◆ **RECORDS TO PROCESS**:

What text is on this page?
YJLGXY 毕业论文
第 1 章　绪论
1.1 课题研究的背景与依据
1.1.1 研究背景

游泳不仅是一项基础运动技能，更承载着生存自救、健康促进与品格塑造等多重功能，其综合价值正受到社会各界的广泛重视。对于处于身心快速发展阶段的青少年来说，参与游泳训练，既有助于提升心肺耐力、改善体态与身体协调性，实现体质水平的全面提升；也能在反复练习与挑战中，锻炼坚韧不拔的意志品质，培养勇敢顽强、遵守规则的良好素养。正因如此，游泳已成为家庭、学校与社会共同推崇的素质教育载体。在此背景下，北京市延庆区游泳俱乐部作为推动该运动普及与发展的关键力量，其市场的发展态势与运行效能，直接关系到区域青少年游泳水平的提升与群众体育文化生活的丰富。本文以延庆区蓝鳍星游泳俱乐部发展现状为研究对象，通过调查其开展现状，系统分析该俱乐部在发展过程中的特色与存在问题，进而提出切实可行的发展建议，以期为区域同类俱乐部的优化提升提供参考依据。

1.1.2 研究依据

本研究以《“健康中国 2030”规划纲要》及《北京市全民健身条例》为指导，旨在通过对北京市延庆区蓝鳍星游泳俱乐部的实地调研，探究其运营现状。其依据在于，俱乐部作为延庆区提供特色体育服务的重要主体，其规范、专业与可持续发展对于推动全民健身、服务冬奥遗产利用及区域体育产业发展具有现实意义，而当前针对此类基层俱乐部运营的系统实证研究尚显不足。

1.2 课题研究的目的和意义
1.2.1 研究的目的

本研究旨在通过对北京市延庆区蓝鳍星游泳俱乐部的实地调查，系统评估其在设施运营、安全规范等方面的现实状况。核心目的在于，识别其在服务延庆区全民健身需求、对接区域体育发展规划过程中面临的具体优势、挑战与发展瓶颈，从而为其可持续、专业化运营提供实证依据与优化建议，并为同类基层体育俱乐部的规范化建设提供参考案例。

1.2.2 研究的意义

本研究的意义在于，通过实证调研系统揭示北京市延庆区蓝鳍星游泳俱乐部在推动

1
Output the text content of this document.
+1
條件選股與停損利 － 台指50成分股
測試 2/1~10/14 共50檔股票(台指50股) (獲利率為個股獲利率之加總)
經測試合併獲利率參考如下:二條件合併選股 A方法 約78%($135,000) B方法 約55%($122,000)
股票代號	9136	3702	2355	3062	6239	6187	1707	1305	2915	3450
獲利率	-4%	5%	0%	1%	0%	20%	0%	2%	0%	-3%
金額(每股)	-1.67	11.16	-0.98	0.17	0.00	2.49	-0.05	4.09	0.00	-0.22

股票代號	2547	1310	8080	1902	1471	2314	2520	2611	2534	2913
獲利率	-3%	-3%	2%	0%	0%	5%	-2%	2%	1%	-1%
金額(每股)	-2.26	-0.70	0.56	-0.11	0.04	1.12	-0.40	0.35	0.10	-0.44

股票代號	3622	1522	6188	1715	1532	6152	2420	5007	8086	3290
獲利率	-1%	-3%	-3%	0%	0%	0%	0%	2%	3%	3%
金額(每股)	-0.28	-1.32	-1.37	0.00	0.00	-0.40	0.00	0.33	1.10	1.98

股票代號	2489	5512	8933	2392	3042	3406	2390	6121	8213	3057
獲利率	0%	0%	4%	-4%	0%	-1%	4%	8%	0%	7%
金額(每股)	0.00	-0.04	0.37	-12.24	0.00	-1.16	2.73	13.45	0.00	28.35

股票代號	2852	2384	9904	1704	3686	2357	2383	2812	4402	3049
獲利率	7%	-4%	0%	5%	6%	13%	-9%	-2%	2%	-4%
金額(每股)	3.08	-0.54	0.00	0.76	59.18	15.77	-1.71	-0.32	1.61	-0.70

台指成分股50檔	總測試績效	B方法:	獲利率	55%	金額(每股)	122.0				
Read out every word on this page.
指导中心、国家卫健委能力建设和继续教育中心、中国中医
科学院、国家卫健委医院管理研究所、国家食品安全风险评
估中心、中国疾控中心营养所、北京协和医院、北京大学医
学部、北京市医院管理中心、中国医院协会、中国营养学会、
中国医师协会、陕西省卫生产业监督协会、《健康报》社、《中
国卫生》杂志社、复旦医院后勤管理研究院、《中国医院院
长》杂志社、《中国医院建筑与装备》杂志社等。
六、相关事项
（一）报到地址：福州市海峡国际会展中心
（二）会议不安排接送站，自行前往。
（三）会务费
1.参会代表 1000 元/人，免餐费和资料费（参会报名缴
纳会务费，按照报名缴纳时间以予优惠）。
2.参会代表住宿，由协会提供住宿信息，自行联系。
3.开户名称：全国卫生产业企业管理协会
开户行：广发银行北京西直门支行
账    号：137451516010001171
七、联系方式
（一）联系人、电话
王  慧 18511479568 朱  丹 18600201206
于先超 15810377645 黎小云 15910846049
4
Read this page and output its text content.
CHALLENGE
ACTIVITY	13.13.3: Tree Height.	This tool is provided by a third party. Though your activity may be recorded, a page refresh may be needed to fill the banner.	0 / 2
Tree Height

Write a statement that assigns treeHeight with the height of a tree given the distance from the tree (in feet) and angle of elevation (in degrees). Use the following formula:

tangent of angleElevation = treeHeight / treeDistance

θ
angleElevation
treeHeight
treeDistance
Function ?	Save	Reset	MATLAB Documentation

◆ **YOUR GOAL**: Identify and list each line with the word "angleElevation".

◆ **EXPECTED OUTPUT**:
tangent of angleElevation = treeHeight / treeDistance
angleElevation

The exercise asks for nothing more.